_DOCUMENT:_
Carmen Mlodzinski is one of the more intriguing arms on the Pirates’ staff, and not just because it looks impossible to pronounce on paper (its “muh-GIN-skee”). After spending two seasons working primarily in low-leverage relief, the Pirates gave him an opportunity to open the 2025 season in the rotation. The experiment produced mixed results. Mlodzinski often handled hitters the first time through the order, but he rarely worked deep into games and reached six innings only once in his first nine starts. By mid-May, he was optioned to Triple-A and soon returned to a familiar multi-inning relief role.
What followed was not simply a return to form, but a stretch that hinted at a more complete version of the right-hander. Over the remainder of the season, he logged significant bulk innings out of the bullpen and posted strong run-prevention numbers across 99 total innings, finishing with a 3.55 ERA and 3.33 FIP. His strikeout rate remained modest, but he paired it with a career-low 6.4% walk rate and allowed only eight home runs all year.
One of the most meaningful changes from 2024 into the second half of 2025 involved his arm angle and how it translated to his breaking ball command. Previously, there had been a wider separation between the release of his fastball and slider, which contributed to inconsistent location and too many noncompetitive pitches below the zone. By tightening that gap and raising the slider’s arm angle, he was able to keep the pitch on the edges more frequently. The overall difference in edge-of-zone rate was only a few percentage points, but it materially affected his outcomes, helping drive the sharp reduction in walks and forcing hitters to engage earlier in counts.

_GIVEN TASK 1:_ Arrange the rows starting at the one that contains "Detect and localize" and ending at the one that contains "svg-text:TABLER: TABLER [694, 432, 736, 443]" as a Markdown table with the columns Number and Entry, skipping any blank rows.
The article and the rows after it come from unrelated sources.

(Data items)
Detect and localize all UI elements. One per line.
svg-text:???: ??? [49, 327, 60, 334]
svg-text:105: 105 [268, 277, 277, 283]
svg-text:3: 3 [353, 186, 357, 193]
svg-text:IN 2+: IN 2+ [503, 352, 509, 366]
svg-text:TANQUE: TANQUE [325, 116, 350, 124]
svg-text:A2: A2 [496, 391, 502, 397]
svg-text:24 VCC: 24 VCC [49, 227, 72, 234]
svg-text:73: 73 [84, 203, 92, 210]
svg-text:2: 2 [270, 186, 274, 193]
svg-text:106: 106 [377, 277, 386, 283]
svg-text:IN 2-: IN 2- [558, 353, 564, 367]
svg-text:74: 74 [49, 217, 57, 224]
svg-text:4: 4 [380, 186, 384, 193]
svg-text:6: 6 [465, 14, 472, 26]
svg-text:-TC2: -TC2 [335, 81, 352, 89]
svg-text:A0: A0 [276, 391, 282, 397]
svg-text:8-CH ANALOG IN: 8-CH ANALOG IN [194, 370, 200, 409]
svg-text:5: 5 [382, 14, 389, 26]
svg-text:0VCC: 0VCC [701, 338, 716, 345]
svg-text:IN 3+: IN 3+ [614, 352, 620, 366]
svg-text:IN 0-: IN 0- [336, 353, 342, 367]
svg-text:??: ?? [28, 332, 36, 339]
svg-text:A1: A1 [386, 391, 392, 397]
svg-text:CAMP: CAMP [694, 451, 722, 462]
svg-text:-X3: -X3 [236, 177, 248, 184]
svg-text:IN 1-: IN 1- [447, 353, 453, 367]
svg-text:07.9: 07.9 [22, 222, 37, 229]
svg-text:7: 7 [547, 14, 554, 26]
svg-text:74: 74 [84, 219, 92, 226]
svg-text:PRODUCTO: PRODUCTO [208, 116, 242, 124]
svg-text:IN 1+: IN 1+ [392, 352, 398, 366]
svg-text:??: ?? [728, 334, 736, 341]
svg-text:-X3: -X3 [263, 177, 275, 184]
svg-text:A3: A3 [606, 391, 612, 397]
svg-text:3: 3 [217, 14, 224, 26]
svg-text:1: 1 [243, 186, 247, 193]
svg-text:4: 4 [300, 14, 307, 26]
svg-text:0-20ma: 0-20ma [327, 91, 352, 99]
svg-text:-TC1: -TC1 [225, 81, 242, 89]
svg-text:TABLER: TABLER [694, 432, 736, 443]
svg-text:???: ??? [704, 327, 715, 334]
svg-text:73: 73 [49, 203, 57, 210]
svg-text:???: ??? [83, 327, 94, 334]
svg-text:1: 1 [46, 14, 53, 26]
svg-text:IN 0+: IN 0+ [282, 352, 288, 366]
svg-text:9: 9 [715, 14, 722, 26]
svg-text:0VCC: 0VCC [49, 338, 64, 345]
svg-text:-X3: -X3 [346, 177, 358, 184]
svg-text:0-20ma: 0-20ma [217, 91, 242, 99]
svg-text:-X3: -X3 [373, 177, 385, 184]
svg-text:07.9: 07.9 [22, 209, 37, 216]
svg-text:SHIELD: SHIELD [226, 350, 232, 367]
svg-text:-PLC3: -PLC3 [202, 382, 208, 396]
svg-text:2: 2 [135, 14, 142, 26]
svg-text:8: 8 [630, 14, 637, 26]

...

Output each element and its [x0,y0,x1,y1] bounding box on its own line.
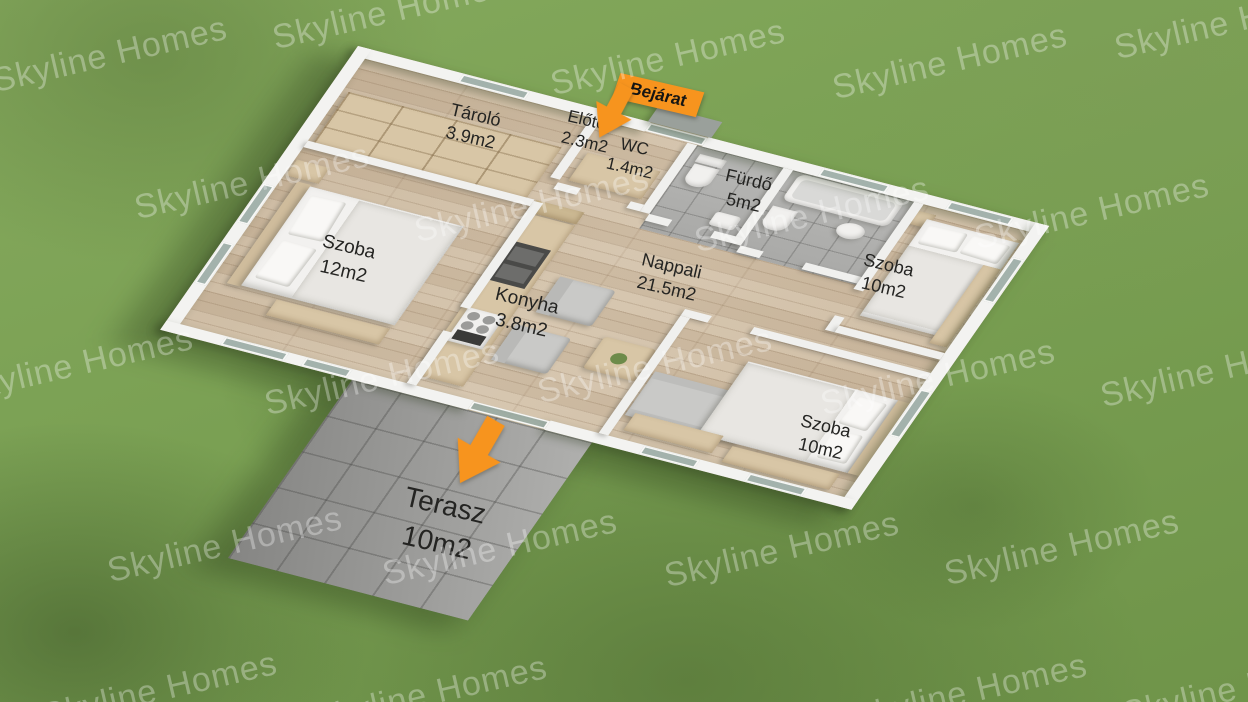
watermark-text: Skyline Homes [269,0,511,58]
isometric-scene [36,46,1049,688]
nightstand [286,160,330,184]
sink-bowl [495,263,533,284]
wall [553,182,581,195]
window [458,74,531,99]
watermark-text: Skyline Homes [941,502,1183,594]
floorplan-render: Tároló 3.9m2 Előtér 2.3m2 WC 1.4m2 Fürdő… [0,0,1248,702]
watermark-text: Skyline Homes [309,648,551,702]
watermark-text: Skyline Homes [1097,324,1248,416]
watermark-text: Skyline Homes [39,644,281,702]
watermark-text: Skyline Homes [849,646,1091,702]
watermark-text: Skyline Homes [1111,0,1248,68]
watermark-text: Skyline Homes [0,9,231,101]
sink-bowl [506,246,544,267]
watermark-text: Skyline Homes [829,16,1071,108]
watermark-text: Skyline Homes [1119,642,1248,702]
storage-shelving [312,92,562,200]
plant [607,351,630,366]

_GIVEN TASK 2:_ According to the article on Carmen Mlodzinski, what was his walk rate in 2025?

_WRITTEN RESPONSE 1:_
| Number | Entry |
|---|---|
| 1 | Detect and localize all UI elements. One per line. |
| 2 | svg-text:???: ??? [49, 327, 60, 334] |
| 3 | svg-text:105: 105 [268, 277, 277, 283] |
| 4 | svg-text:3: 3 [353, 186, 357, 193] |
| 5 | svg-text:IN 2+: IN 2+ [503, 352, 509, 366] |
| 6 | svg-text:TANQUE: TANQUE [325, 116, 350, 124] |
| 7 | svg-text:A2: A2 [496, 391, 502, 397] |
| 8 | svg-text:24 VCC: 24 VCC [49, 227, 72, 234] |
| 9 | svg-text:73: 73 [84, 203, 92, 210] |
| 10 | svg-text:2: 2 [270, 186, 274, 193] |
| 11 | svg-text:106: 106 [377, 277, 386, 283] |
| 12 | svg-text:IN 2-: IN 2- [558, 353, 564, 367] |
| 13 | svg-text:74: 74 [49, 217, 57, 224] |
| 14 | svg-text:4: 4 [380, 186, 384, 193] |
| 15 | svg-text:6: 6 [465, 14, 472, 26] |
| 16 | svg-text:-TC2: -TC2 [335, 81, 352, 89] |
| 17 | svg-text:A0: A0 [276, 391, 282, 397] |
| 18 | svg-text:8-CH ANALOG IN: 8-CH ANALOG IN [194, 370, 200, 409] |
| 19 | svg-text:5: 5 [382, 14, 389, 26] |
| 20 | svg-text:0VCC: 0VCC [701, 338, 716, 345] |
| 21 | svg-text:IN 3+: IN 3+ [614, 352, 620, 366] |
| 22 | svg-text:IN 0-: IN 0- [336, 353, 342, 367] |
| 23 | svg-text:??: ?? [28, 332, 36, 339] |
| 24 | svg-text:A1: A1 [386, 391, 392, 397] |
| 25 | svg-text:CAMP: CAMP [694, 451, 722, 462] |
| 26 | svg-text:-X3: -X3 [236, 177, 248, 184] |
| 27 | svg-text:IN 1-: IN 1- [447, 353, 453, 367] |
| 28 | svg-text:07.9: 07.9 [22, 222, 37, 229] |
| 29 | svg-text:7: 7 [547, 14, 554, 26] |
| 30 | svg-text:74: 74 [84, 219, 92, 226] |
| 31 | svg-text:PRODUCTO: PRODUCTO [208, 116, 242, 124] |
| 32 | svg-text:IN 1+: IN 1+ [392, 352, 398, 366] |
| 33 | svg-text:??: ?? [728, 334, 736, 341] |
| 34 | svg-text:-X3: -X3 [263, 177, 275, 184] |
| 35 | svg-text:A3: A3 [606, 391, 612, 397] |
| 36 | svg-text:3: 3 [217, 14, 224, 26] |
| 37 | svg-text:1: 1 [243, 186, 247, 193] |
| 38 | svg-text:4: 4 [300, 14, 307, 26] |
| 39 | svg-text:0-20ma: 0-20ma [327, 91, 352, 99] |
| 40 | svg-text:-TC1: -TC1 [225, 81, 242, 89] |
| 41 | svg-text:TABLER: TABLER [694, 432, 736, 443] |

_WRITTEN RESPONSE 2:_ A career-low 6.4%.